### Required work
Go through the data below. Pull out every line that has the word "this".

Data excerpts:

--------

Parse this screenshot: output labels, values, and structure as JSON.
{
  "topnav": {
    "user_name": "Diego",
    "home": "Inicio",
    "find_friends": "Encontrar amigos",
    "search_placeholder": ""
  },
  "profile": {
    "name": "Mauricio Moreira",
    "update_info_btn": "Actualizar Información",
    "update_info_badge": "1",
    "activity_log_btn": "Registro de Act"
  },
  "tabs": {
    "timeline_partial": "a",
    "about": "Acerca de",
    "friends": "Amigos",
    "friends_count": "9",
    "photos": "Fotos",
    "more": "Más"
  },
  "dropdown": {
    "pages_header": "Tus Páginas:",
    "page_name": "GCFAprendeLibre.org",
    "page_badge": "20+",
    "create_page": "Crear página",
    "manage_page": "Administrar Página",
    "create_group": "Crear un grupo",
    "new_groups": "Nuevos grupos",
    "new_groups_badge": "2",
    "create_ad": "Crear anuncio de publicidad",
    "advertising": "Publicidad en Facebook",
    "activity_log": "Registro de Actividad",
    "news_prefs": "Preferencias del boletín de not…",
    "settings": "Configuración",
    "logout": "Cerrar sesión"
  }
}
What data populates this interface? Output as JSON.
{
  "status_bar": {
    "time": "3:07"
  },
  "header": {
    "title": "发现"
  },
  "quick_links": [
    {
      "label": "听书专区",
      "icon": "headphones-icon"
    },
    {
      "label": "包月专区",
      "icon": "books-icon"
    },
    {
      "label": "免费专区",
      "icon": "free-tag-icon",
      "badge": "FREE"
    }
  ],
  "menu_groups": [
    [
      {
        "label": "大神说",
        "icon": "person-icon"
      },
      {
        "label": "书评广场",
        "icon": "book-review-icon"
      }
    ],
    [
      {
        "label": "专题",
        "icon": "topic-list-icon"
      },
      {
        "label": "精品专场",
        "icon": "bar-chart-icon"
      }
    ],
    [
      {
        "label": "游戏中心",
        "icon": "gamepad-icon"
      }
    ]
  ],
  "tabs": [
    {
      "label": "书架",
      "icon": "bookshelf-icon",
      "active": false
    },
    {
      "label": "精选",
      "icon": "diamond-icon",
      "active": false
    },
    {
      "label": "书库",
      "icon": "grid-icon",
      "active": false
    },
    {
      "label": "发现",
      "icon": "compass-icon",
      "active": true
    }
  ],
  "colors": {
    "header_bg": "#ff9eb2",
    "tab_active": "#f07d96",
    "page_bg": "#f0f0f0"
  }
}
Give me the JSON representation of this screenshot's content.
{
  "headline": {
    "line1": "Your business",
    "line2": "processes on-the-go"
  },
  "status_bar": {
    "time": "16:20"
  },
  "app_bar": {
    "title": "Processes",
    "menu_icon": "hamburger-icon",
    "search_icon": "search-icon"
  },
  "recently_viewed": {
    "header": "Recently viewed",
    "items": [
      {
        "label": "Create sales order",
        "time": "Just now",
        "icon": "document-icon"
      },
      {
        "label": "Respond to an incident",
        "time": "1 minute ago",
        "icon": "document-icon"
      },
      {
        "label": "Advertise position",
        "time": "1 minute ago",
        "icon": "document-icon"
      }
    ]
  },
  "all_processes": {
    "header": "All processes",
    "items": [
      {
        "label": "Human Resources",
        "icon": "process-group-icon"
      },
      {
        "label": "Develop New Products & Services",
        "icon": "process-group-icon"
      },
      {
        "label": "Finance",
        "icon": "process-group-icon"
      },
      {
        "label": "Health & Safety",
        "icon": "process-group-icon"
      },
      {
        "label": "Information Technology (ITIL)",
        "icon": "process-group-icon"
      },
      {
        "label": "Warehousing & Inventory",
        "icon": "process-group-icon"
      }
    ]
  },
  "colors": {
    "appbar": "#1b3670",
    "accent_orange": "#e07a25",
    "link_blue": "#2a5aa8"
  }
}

--------

### Answer to the problem
Parse this screenshot: output labels, values, and structure as JSON.
What data populates this interface? Output as JSON.
Give me the JSON representation of this screenshot's content.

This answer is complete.